* **Your task**: Extract every line of the records below verbatim, keeping them in their original order.

═══ Records shown

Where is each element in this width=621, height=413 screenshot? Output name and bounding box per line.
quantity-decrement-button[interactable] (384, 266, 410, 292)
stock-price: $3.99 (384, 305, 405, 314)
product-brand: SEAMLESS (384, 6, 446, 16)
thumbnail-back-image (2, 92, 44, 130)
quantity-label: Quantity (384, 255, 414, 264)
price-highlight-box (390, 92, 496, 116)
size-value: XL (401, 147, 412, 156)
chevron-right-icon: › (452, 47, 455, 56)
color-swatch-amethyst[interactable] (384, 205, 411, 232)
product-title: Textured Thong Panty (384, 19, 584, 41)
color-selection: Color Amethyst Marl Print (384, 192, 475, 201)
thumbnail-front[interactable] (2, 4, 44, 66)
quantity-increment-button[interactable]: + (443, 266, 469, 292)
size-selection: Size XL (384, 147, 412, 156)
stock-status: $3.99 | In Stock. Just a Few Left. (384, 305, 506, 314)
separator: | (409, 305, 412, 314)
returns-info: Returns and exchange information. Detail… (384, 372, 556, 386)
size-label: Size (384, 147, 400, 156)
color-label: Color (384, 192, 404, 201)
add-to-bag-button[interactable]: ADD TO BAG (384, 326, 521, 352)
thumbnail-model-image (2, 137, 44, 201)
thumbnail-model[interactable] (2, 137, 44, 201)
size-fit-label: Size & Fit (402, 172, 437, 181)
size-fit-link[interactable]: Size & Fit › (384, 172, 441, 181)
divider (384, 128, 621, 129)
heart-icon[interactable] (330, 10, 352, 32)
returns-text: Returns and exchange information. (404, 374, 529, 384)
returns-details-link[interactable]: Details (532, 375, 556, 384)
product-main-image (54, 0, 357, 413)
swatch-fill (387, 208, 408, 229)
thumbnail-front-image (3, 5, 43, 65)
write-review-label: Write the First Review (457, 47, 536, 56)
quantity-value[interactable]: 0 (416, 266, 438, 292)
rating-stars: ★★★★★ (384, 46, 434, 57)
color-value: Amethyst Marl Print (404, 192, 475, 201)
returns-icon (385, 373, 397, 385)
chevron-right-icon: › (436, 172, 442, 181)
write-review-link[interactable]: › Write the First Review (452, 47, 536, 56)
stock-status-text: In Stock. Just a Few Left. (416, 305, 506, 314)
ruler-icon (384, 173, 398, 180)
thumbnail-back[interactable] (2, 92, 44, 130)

══════

* **Response**:
Where is each element in this width=621, height=413 screenshot? Output name and bounding box per line.
quantity-decrement-button[interactable] (384, 266, 410, 292)
stock-price: $3.99 (384, 305, 405, 314)
product-brand: SEAMLESS (384, 6, 446, 16)
thumbnail-back-image (2, 92, 44, 130)
quantity-label: Quantity (384, 255, 414, 264)
price-highlight-box (390, 92, 496, 116)
size-value: XL (401, 147, 412, 156)
chevron-right-icon: › (452, 47, 455, 56)
color-swatch-amethyst[interactable] (384, 205, 411, 232)
product-title: Textured Thong Panty (384, 19, 584, 41)
color-selection: Color Amethyst Marl Print (384, 192, 475, 201)
thumbnail-front[interactable] (2, 4, 44, 66)
quantity-increment-button[interactable]: + (443, 266, 469, 292)
size-selection: Size XL (384, 147, 412, 156)
stock-status: $3.99 | In Stock. Just a Few Left. (384, 305, 506, 314)
separator: | (409, 305, 412, 314)
returns-info: Returns and exchange information. Detail… (384, 372, 556, 386)
size-label: Size (384, 147, 400, 156)
color-label: Color (384, 192, 404, 201)
add-to-bag-button[interactable]: ADD TO BAG (384, 326, 521, 352)
thumbnail-model-image (2, 137, 44, 201)
thumbnail-model[interactable] (2, 137, 44, 201)
size-fit-label: Size & Fit (402, 172, 437, 181)
size-fit-link[interactable]: Size & Fit › (384, 172, 441, 181)
divider (384, 128, 621, 129)
heart-icon[interactable] (330, 10, 352, 32)
returns-text: Returns and exchange information. (404, 374, 529, 384)
returns-details-link[interactable]: Details (532, 375, 556, 384)
product-main-image (54, 0, 357, 413)
swatch-fill (387, 208, 408, 229)
thumbnail-front-image (3, 5, 43, 65)
write-review-label: Write the First Review (457, 47, 536, 56)
quantity-value[interactable]: 0 (416, 266, 438, 292)
rating-stars: ★★★★★ (384, 46, 434, 57)
color-value: Amethyst Marl Print (404, 192, 475, 201)
returns-icon (385, 373, 397, 385)
chevron-right-icon: › (436, 172, 442, 181)
write-review-link[interactable]: › Write the First Review (452, 47, 536, 56)
stock-status-text: In Stock. Just a Few Left. (416, 305, 506, 314)
ruler-icon (384, 173, 398, 180)
thumbnail-back[interactable] (2, 92, 44, 130)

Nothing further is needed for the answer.